SHORT EXERCISE =>
Identify the lines that include the word "administrators", then copy all of them.

─── DATASET

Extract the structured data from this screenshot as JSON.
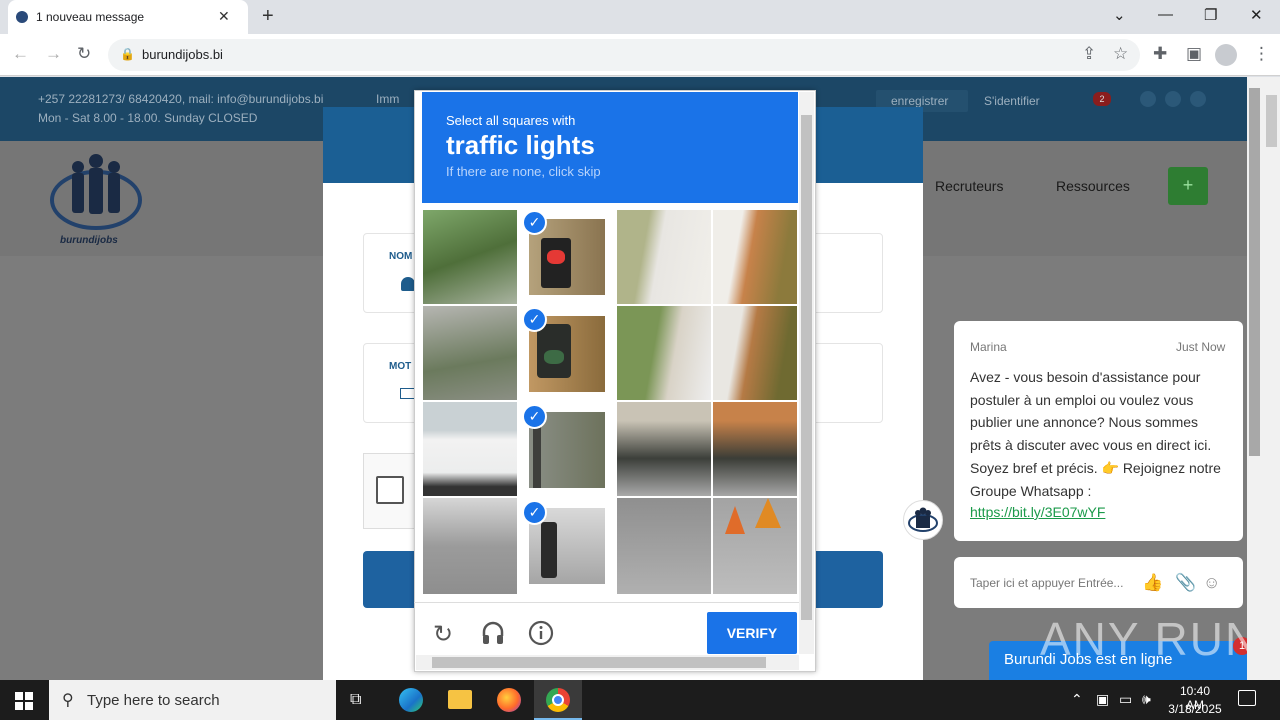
{
  "browser": {
    "tab_title": "1 nouveau message",
    "new_tab": "+",
    "url": "burundijobs.bi",
    "controls": {
      "minimize": "—",
      "restore": "❐",
      "close": "✕",
      "chevron": "⌄"
    }
  },
  "site": {
    "contact": "+257 22281273/ 68420420, mail: info@burundijobs.bi",
    "location_prefix": "Imm",
    "hours": "Mon - Sat 8.00 - 18.00. Sunday CLOSED",
    "register": "enregistrer",
    "login": "S'identifier",
    "notif_count": "2",
    "nav_recruiters": "Recruteurs",
    "nav_resources": "Ressources",
    "logo_text": "burundijobs",
    "field1_label": "NOM",
    "field2_label": "MOT"
  },
  "captcha": {
    "instruction": "Select all squares with",
    "target": "traffic lights",
    "hint": "If there are none, click skip",
    "verify": "VERIFY"
  },
  "chat": {
    "agent": "Marina",
    "time": "Just Now",
    "message": "Avez - vous besoin d'assistance pour postuler à un emploi ou voulez vous publier une annonce? Nous sommes prêts à discuter avec vous en direct ici. Soyez bref et précis. 👉 Rejoignez notre Groupe Whatsapp :",
    "link": "https://bit.ly/3E07wYF",
    "input_placeholder": "Taper ici et appuyer Entrée...",
    "online": "Burundi Jobs est en ligne",
    "badge": "1"
  },
  "watermark": "ANY RUN",
  "taskbar": {
    "search_placeholder": "Type here to search",
    "time": "10:40 AM",
    "date": "3/18/2025"
  }
}
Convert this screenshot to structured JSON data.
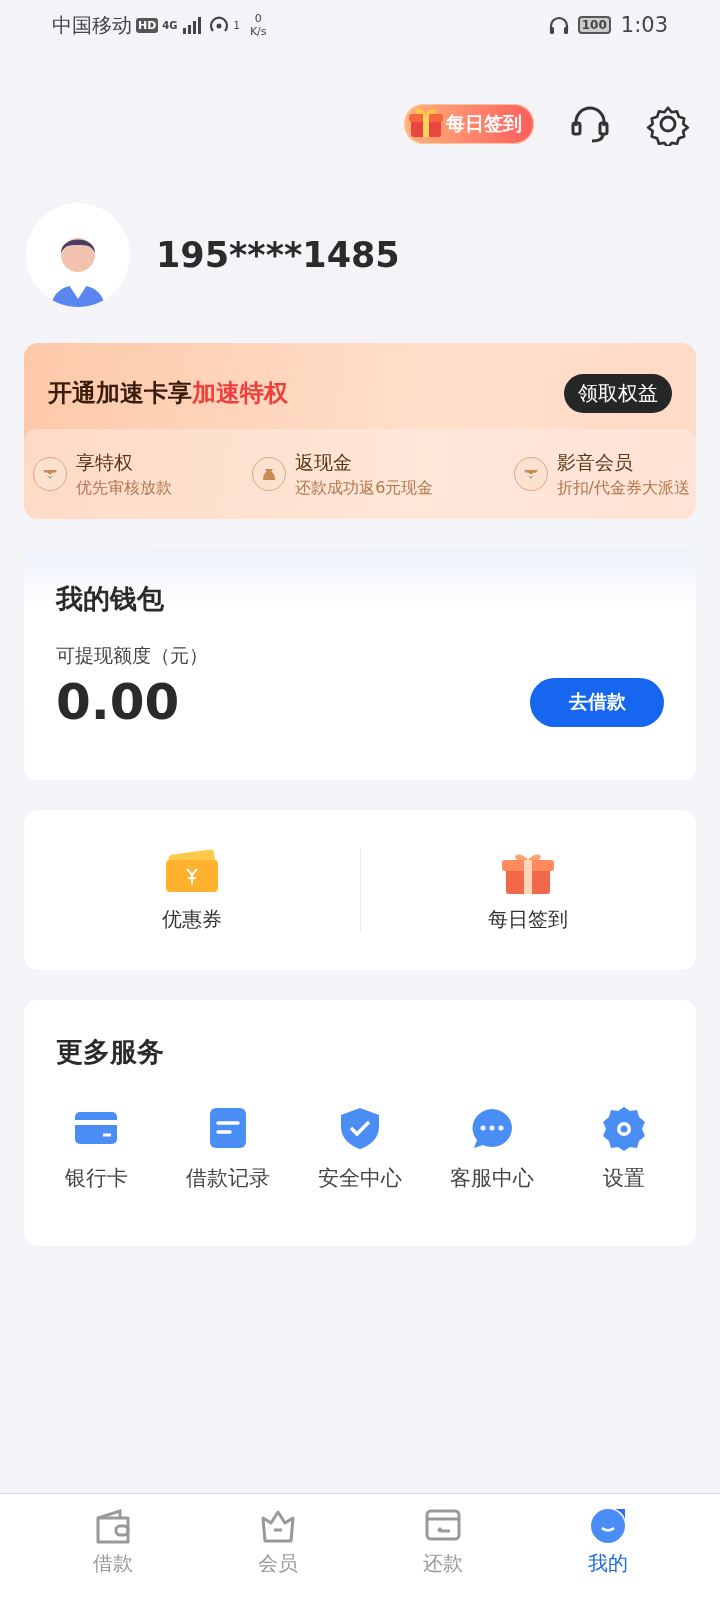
{
  "status_bar": {
    "carrier": "中国移动",
    "hd": "HD",
    "network": "4G",
    "hotspot_count": "1",
    "speed_value": "0",
    "speed_unit": "K/s",
    "battery": "100",
    "time": "1:03"
  },
  "header": {
    "checkin": "每日签到"
  },
  "profile": {
    "phone": "195****1485"
  },
  "promo": {
    "title": "开通加速卡享",
    "title_highlight": "加速特权",
    "button": "领取权益",
    "benefits": [
      {
        "title": "享特权",
        "subtitle": "优先审核放款"
      },
      {
        "title": "返现金",
        "subtitle": "还款成功返6元现金"
      },
      {
        "title": "影音会员",
        "subtitle": "折扣/代金券大派送"
      }
    ]
  },
  "wallet": {
    "title": "我的钱包",
    "amount_label": "可提现额度（元）",
    "amount": "0.00",
    "button": "去借款"
  },
  "shortcuts": [
    {
      "label": "优惠券"
    },
    {
      "label": "每日签到"
    }
  ],
  "services": {
    "title": "更多服务",
    "items": [
      {
        "label": "银行卡"
      },
      {
        "label": "借款记录"
      },
      {
        "label": "安全中心"
      },
      {
        "label": "客服中心"
      },
      {
        "label": "设置"
      }
    ]
  },
  "tabs": [
    {
      "label": "借款",
      "selected": false
    },
    {
      "label": "会员",
      "selected": false
    },
    {
      "label": "还款",
      "selected": false
    },
    {
      "label": "我的",
      "selected": true
    }
  ]
}
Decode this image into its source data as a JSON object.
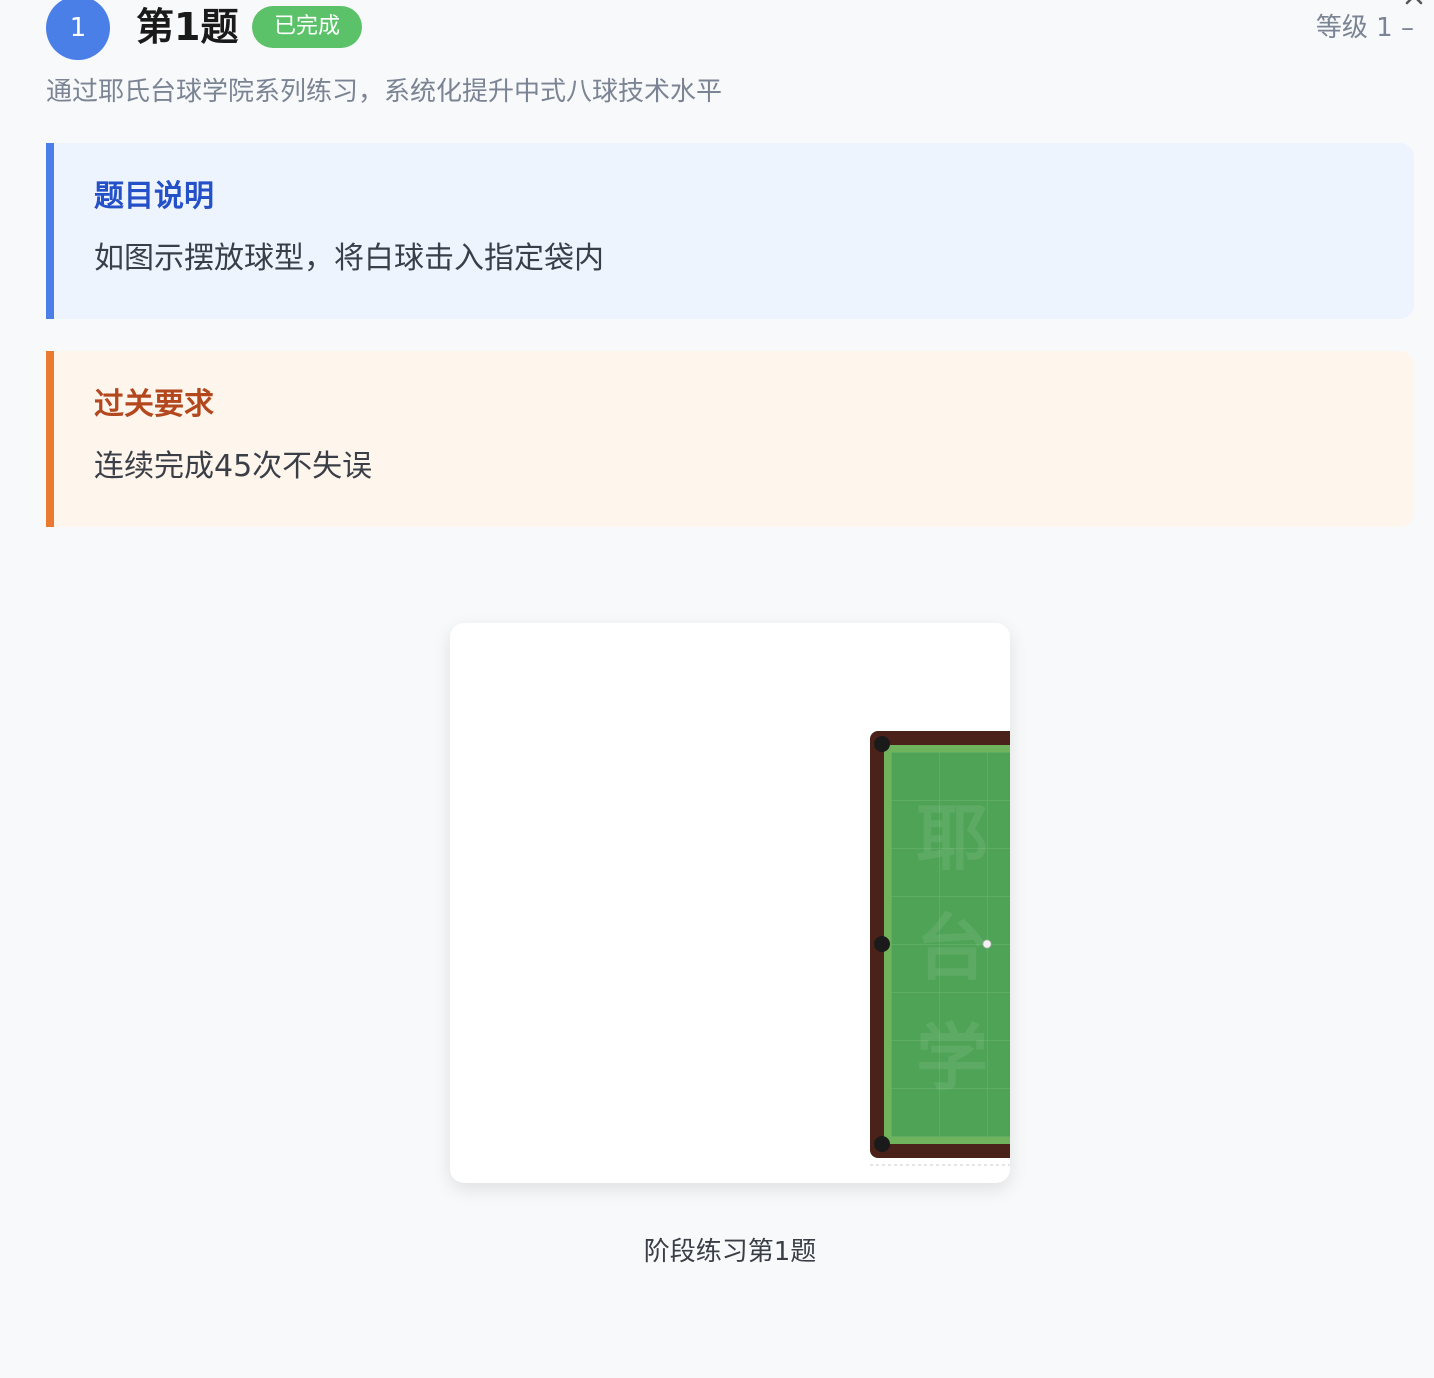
{
  "header": {
    "number": "1",
    "title": "第1题",
    "status": "已完成",
    "level": "等级 1 –"
  },
  "subtitle": "通过耶氏台球学院系列练习，系统化提升中式八球技术水平",
  "description_card": {
    "title": "题目说明",
    "body": "如图示摆放球型，将白球击入指定袋内"
  },
  "requirement_card": {
    "title": "过关要求",
    "body": "连续完成45次不失误"
  },
  "table_image": {
    "watermark_lines": [
      "耶",
      "台",
      "学"
    ],
    "colors": {
      "felt": "#4fa356",
      "rail": "#4a2219",
      "cushion": "#6fb35c",
      "pocket": "#1a1a1a"
    }
  },
  "caption": "阶段练习第1题"
}
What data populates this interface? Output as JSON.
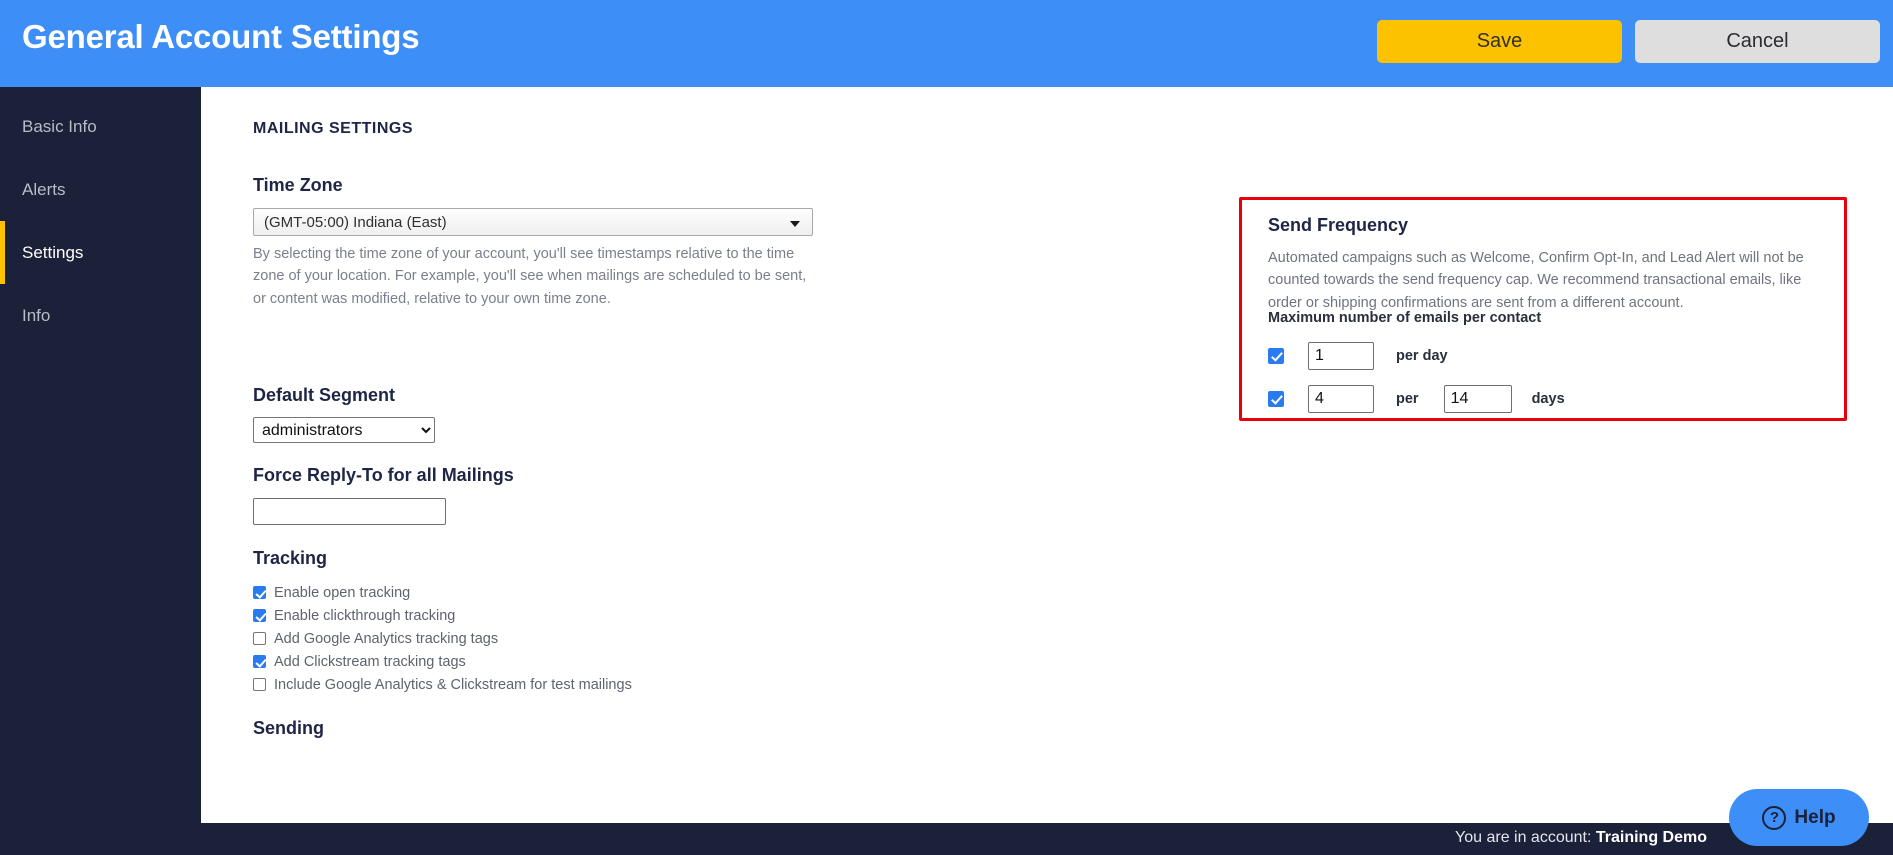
{
  "header": {
    "title": "General Account Settings",
    "save_label": "Save",
    "cancel_label": "Cancel",
    "background_color": "#3d8ef7",
    "save_color": "#fcc200",
    "cancel_color": "#dedede"
  },
  "sidebar": {
    "background_color": "#1b2139",
    "active_marker_color": "#fcc200",
    "items": [
      {
        "label": "Basic Info",
        "active": false
      },
      {
        "label": "Alerts",
        "active": false
      },
      {
        "label": "Settings",
        "active": true
      },
      {
        "label": "Info",
        "active": false
      }
    ]
  },
  "main": {
    "section_title": "MAILING SETTINGS",
    "time_zone": {
      "label": "Time Zone",
      "value": "(GMT-05:00) Indiana (East)",
      "help": "By selecting the time zone of your account, you'll see timestamps relative to the time zone of your location. For example, you'll see when mailings are scheduled to be sent, or content was modified, relative to your own time zone."
    },
    "default_segment": {
      "label": "Default Segment",
      "value": "administrators",
      "options": [
        "administrators"
      ]
    },
    "force_reply_to": {
      "label": "Force Reply-To for all Mailings",
      "value": "",
      "placeholder": ""
    },
    "tracking": {
      "label": "Tracking",
      "items": [
        {
          "label": "Enable open tracking",
          "checked": true
        },
        {
          "label": "Enable clickthrough tracking",
          "checked": true
        },
        {
          "label": "Add Google Analytics tracking tags",
          "checked": false
        },
        {
          "label": "Add Clickstream tracking tags",
          "checked": true
        },
        {
          "label": "Include Google Analytics & Clickstream for test mailings",
          "checked": false
        }
      ]
    },
    "sending": {
      "label": "Sending"
    }
  },
  "send_frequency": {
    "title": "Send Frequency",
    "description": "Automated campaigns such as Welcome, Confirm Opt-In, and Lead Alert will not be counted towards the send frequency cap. We recommend transactional emails, like order or shipping confirmations are sent from a different account.",
    "subtitle": "Maximum number of emails per contact",
    "highlight_color": "#e8000d",
    "row_per_day": {
      "checked": true,
      "count": "1",
      "unit": "per day"
    },
    "row_per_days": {
      "checked": true,
      "count": "4",
      "per_label": "per",
      "days": "14",
      "days_label": "days"
    }
  },
  "footer": {
    "prefix": "You are in account:",
    "account": "Training Demo",
    "background_color": "#1b2139",
    "help_label": "Help",
    "help_icon_glyph": "?"
  }
}
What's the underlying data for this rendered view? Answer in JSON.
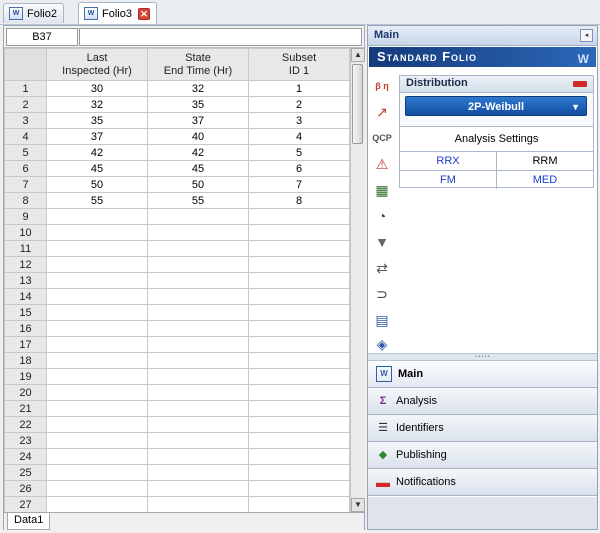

──────

EXERCISE RESULT =>
      "value": "administrators",
        "administrators"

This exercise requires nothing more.